- **EXERCISE BRIEF**
Set down each entry exactly as given; pictures should not appear in the copy.

- **RECORDS**
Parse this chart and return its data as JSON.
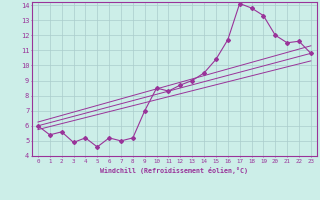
{
  "xlabel": "Windchill (Refroidissement éolien,°C)",
  "xlim": [
    -0.5,
    23.5
  ],
  "ylim": [
    4,
    14.2
  ],
  "xticks": [
    0,
    1,
    2,
    3,
    4,
    5,
    6,
    7,
    8,
    9,
    10,
    11,
    12,
    13,
    14,
    15,
    16,
    17,
    18,
    19,
    20,
    21,
    22,
    23
  ],
  "yticks": [
    4,
    5,
    6,
    7,
    8,
    9,
    10,
    11,
    12,
    13,
    14
  ],
  "bg_color": "#cceee8",
  "line_color": "#993399",
  "grid_color": "#aacccc",
  "line1_x": [
    0,
    1,
    2,
    3,
    4,
    5,
    6,
    7,
    8,
    9,
    10,
    11,
    12,
    13,
    14,
    15,
    16,
    17,
    18,
    19,
    20,
    21,
    22,
    23
  ],
  "line1_y": [
    6.0,
    5.4,
    5.6,
    4.9,
    5.2,
    4.6,
    5.2,
    5.0,
    5.2,
    7.0,
    8.5,
    8.3,
    8.7,
    9.0,
    9.5,
    10.4,
    11.7,
    14.1,
    13.8,
    13.3,
    12.0,
    11.5,
    11.6,
    10.8
  ],
  "line2_x": [
    0,
    23
  ],
  "line2_y": [
    6.0,
    10.8
  ],
  "line3_x": [
    0,
    23
  ],
  "line3_y": [
    5.75,
    10.3
  ],
  "line4_x": [
    0,
    23
  ],
  "line4_y": [
    6.25,
    11.3
  ]
}
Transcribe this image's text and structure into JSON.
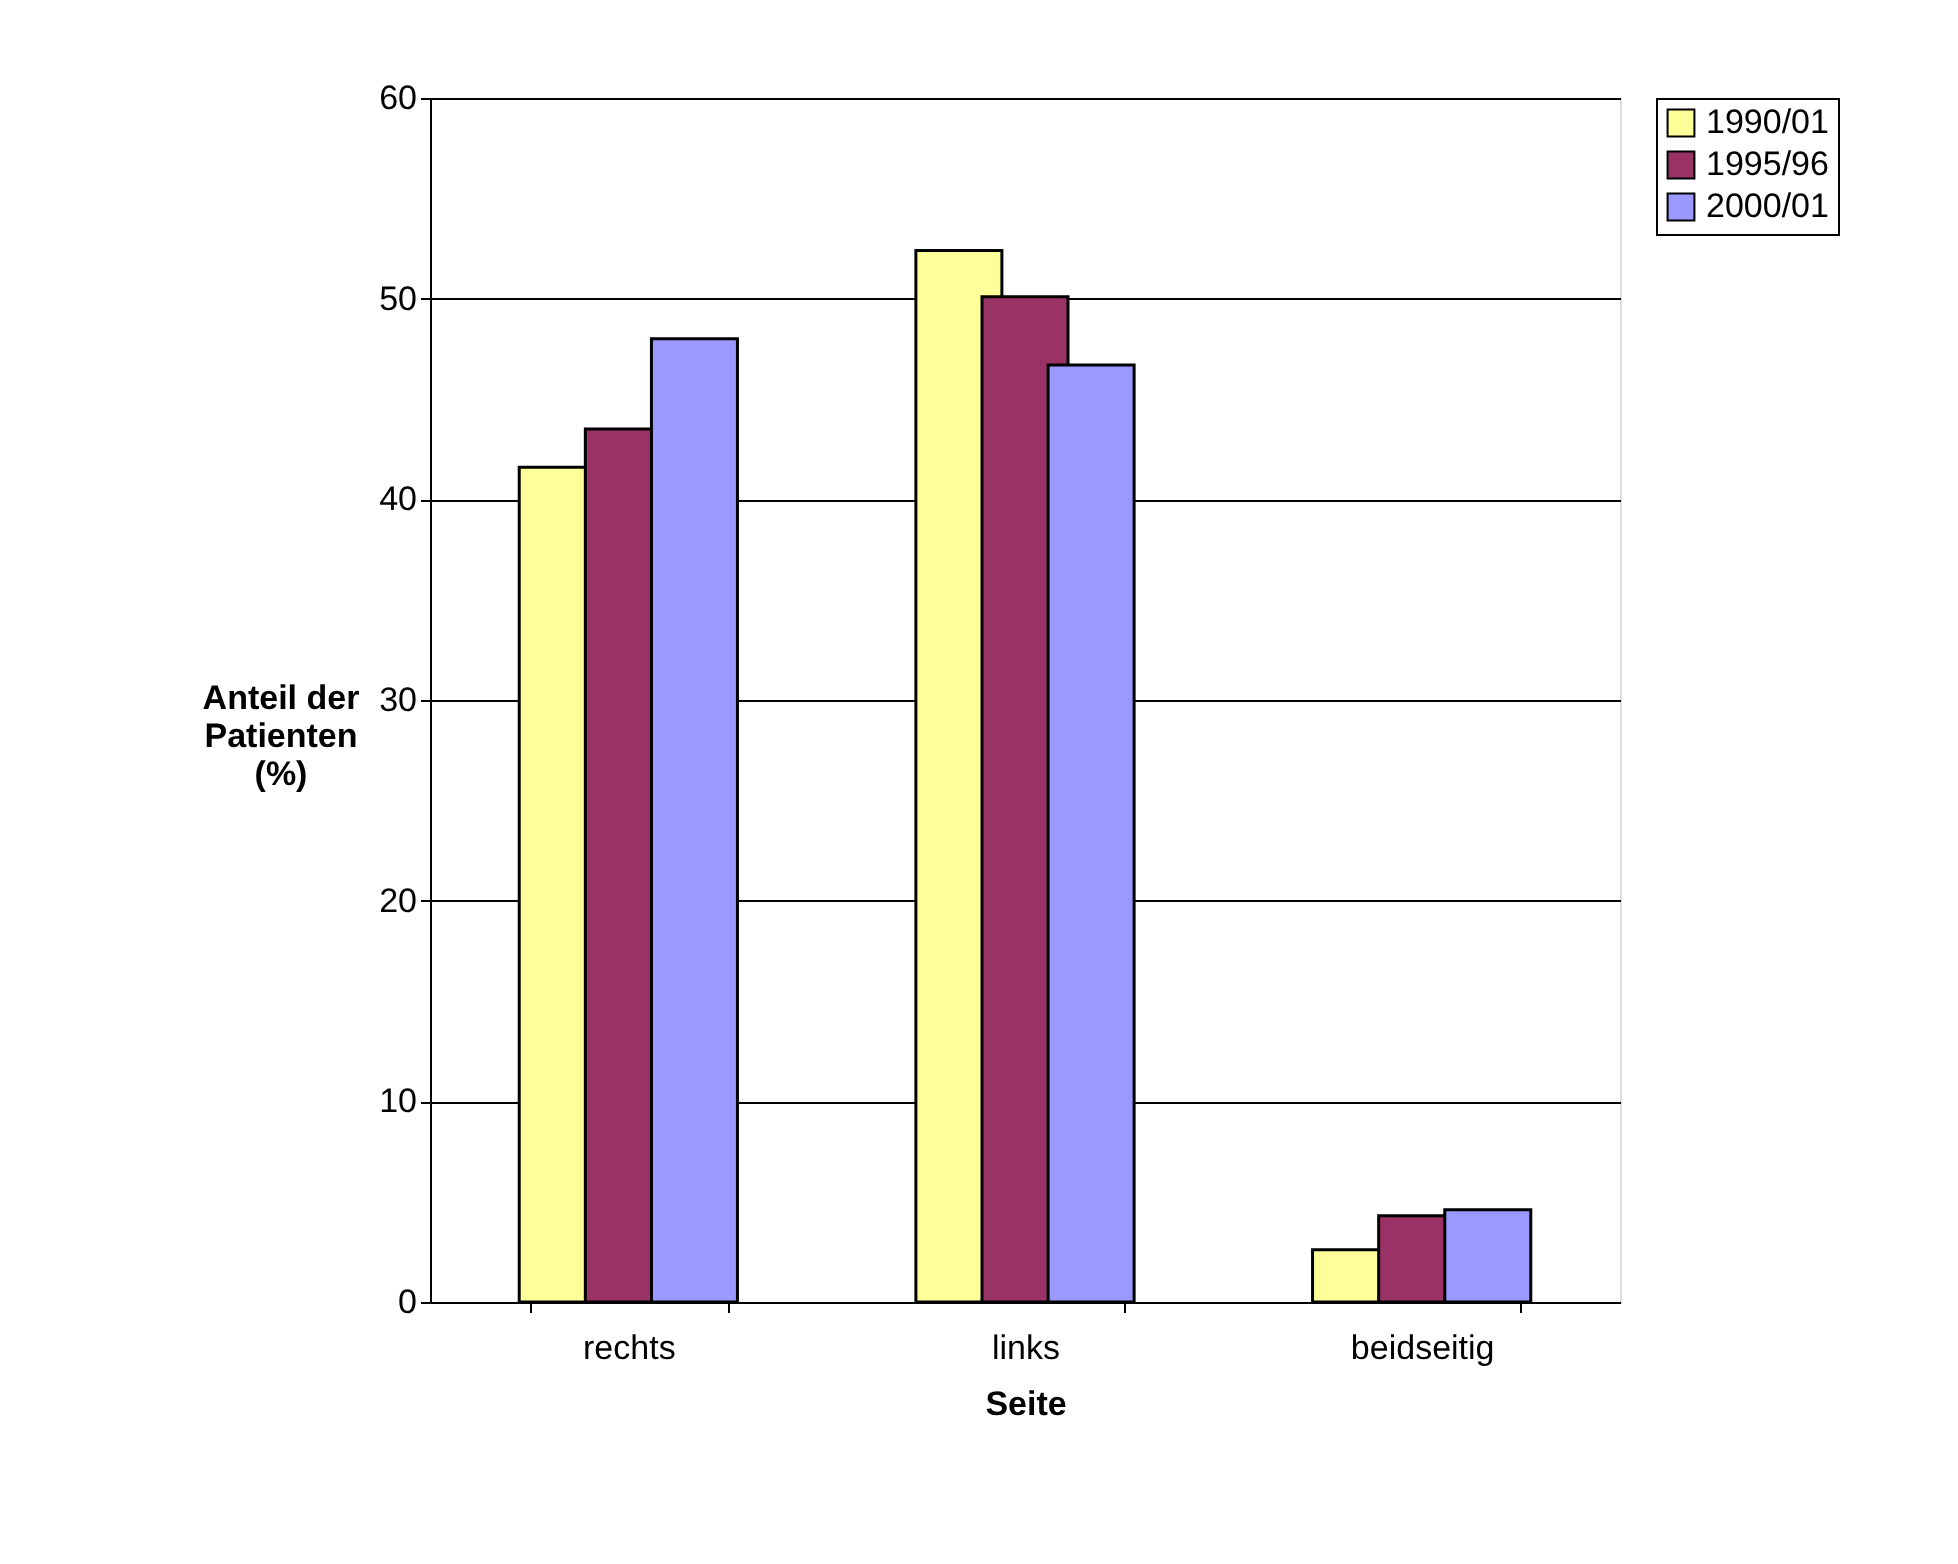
{
  "chart_data": {
    "type": "bar",
    "xlabel": "Seite",
    "ylabel": "Anteil der\nPatienten\n(%)",
    "categories": [
      "rechts",
      "links",
      "beidseitig"
    ],
    "series": [
      {
        "name": "1990/01",
        "color": "#ffff99",
        "values": [
          41.6,
          52.4,
          2.6
        ]
      },
      {
        "name": "1995/96",
        "color": "#993366",
        "values": [
          43.5,
          50.1,
          4.3
        ]
      },
      {
        "name": "2000/01",
        "color": "#9999ff",
        "values": [
          48.0,
          46.7,
          4.6
        ]
      }
    ],
    "ylim": [
      0,
      60
    ],
    "yticks": [
      0,
      10,
      20,
      30,
      40,
      50,
      60
    ],
    "grid": "y",
    "legend": "right"
  }
}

- **PROBLEM SOLUTION**
Parse this chart and return its data as JSON.
{
  "xlabel": "Windchill (Refroidissement éolien,°C)",
  "xlim": [
    -0.5,
    23.5
  ],
  "ylim": [
    4,
    14.2
  ],
  "xticks": [
    0,
    1,
    2,
    3,
    4,
    5,
    6,
    7,
    8,
    9,
    10,
    11,
    12,
    13,
    14,
    15,
    16,
    17,
    18,
    19,
    20,
    21,
    22,
    23
  ],
  "yticks": [
    4,
    5,
    6,
    7,
    8,
    9,
    10,
    11,
    12,
    13,
    14
  ],
  "bg_color": "#cceee8",
  "line_color": "#993399",
  "grid_color": "#aacccc",
  "line1_x": [
    0,
    1,
    2,
    3,
    4,
    5,
    6,
    7,
    8,
    9,
    10,
    11,
    12,
    13,
    14,
    15,
    16,
    17,
    18,
    19,
    20,
    21,
    22,
    23
  ],
  "line1_y": [
    6.0,
    5.4,
    5.6,
    4.9,
    5.2,
    4.6,
    5.2,
    5.0,
    5.2,
    7.0,
    8.5,
    8.3,
    8.7,
    9.0,
    9.5,
    10.4,
    11.7,
    14.1,
    13.8,
    13.3,
    12.0,
    11.5,
    11.6,
    10.8
  ],
  "line2_x": [
    0,
    23
  ],
  "line2_y": [
    6.0,
    10.8
  ],
  "line3_x": [
    0,
    23
  ],
  "line3_y": [
    5.75,
    10.3
  ],
  "line4_x": [
    0,
    23
  ],
  "line4_y": [
    6.25,
    11.3
  ]
}
Transcribe this image's text and structure into JSON.
{
  "chart_data": {
    "type": "bar",
    "xlabel": "Seite",
    "ylabel": "Anteil der\nPatienten\n(%)",
    "categories": [
      "rechts",
      "links",
      "beidseitig"
    ],
    "series": [
      {
        "name": "1990/01",
        "color": "#ffff99",
        "values": [
          41.6,
          52.4,
          2.6
        ]
      },
      {
        "name": "1995/96",
        "color": "#993366",
        "values": [
          43.5,
          50.1,
          4.3
        ]
      },
      {
        "name": "2000/01",
        "color": "#9999ff",
        "values": [
          48.0,
          46.7,
          4.6
        ]
      }
    ],
    "ylim": [
      0,
      60
    ],
    "yticks": [
      0,
      10,
      20,
      30,
      40,
      50,
      60
    ],
    "grid": "y",
    "legend": "right"
  }
}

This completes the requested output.